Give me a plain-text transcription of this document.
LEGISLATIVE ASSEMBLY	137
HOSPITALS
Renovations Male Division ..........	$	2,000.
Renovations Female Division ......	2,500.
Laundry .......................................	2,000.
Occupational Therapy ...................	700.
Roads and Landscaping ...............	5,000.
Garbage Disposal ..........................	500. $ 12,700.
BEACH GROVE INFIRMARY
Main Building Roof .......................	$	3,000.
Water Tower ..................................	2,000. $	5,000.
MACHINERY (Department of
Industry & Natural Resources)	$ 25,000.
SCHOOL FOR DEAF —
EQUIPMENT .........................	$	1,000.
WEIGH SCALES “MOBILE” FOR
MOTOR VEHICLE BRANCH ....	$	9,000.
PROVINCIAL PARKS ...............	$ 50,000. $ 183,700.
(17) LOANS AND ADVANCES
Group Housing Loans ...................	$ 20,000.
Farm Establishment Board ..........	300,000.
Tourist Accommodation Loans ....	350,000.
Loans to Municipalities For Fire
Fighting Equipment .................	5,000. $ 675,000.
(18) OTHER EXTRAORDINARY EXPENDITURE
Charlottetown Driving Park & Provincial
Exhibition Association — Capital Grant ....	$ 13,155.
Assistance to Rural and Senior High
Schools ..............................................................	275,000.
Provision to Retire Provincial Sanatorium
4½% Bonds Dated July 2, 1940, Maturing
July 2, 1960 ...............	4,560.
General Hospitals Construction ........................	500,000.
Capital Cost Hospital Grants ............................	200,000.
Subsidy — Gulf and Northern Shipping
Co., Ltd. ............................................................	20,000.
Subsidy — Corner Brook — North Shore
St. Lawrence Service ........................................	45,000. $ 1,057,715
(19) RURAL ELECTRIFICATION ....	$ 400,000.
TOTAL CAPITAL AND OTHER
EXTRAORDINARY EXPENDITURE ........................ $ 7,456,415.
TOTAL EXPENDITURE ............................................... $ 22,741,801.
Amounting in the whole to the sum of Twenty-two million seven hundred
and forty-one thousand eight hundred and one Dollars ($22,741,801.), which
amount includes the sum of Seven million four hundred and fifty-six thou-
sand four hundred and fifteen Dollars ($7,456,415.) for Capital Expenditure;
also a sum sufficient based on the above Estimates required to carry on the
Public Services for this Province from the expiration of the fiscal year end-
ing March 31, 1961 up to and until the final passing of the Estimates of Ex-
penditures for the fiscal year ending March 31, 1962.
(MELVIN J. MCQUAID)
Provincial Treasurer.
━━━━━━━━━━━━━━━━━━━━
Give only the number of lines in the data that hold the string "this".

2